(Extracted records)
▽
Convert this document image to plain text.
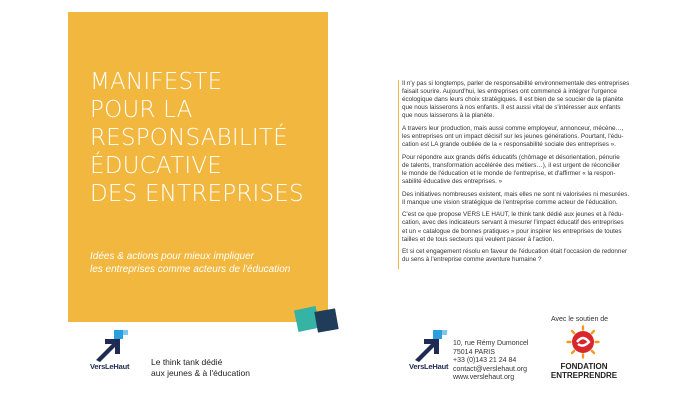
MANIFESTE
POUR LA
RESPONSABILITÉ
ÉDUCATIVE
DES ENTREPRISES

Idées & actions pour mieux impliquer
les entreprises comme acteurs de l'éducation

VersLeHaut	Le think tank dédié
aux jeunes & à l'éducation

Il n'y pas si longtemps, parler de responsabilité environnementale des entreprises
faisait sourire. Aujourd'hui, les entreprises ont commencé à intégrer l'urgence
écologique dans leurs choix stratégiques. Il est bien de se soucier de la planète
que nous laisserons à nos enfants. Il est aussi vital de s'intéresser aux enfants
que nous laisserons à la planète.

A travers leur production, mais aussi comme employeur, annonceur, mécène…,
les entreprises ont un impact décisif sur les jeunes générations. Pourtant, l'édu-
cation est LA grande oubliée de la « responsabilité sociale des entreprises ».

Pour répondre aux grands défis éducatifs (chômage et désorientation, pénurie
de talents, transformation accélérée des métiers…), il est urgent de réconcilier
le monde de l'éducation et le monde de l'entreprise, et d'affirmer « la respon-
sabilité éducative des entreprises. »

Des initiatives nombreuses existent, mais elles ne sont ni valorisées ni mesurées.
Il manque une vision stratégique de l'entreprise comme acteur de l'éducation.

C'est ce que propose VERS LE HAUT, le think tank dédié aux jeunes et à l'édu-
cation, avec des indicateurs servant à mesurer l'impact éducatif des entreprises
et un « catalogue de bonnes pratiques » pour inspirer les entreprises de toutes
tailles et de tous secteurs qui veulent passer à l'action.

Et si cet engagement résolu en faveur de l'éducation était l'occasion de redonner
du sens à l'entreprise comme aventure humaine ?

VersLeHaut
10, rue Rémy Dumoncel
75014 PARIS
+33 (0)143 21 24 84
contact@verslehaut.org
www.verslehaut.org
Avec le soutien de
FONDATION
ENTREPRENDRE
△
* [STATED EXERCISE]:
Write out the records above once more, word for word, with no pictures.

* [EXERCISE ANSWER]:
Convert this document image to plain text.
MANIFESTE
POUR LA
RESPONSABILITÉ
ÉDUCATIVE
DES ENTREPRISES

Idées & actions pour mieux impliquer
les entreprises comme acteurs de l'éducation

VersLeHaut	Le think tank dédié
aux jeunes & à l'éducation

Il n'y pas si longtemps, parler de responsabilité environnementale des entreprises
faisait sourire. Aujourd'hui, les entreprises ont commencé à intégrer l'urgence
écologique dans leurs choix stratégiques. Il est bien de se soucier de la planète
que nous laisserons à nos enfants. Il est aussi vital de s'intéresser aux enfants
que nous laisserons à la planète.

A travers leur production, mais aussi comme employeur, annonceur, mécène…,
les entreprises ont un impact décisif sur les jeunes générations. Pourtant, l'édu-
cation est LA grande oubliée de la « responsabilité sociale des entreprises ».

Pour répondre aux grands défis éducatifs (chômage et désorientation, pénurie
de talents, transformation accélérée des métiers…), il est urgent de réconcilier
le monde de l'éducation et le monde de l'entreprise, et d'affirmer « la respon-
sabilité éducative des entreprises. »

Des initiatives nombreuses existent, mais elles ne sont ni valorisées ni mesurées.
Il manque une vision stratégique de l'entreprise comme acteur de l'éducation.

C'est ce que propose VERS LE HAUT, le think tank dédié aux jeunes et à l'édu-
cation, avec des indicateurs servant à mesurer l'impact éducatif des entreprises
et un « catalogue de bonnes pratiques » pour inspirer les entreprises de toutes
tailles et de tous secteurs qui veulent passer à l'action.

Et si cet engagement résolu en faveur de l'éducation était l'occasion de redonner
du sens à l'entreprise comme aventure humaine ?

VersLeHaut
10, rue Rémy Dumoncel
75014 PARIS
+33 (0)143 21 24 84
contact@verslehaut.org
www.verslehaut.org
Avec le soutien de
FONDATION
ENTREPRENDRE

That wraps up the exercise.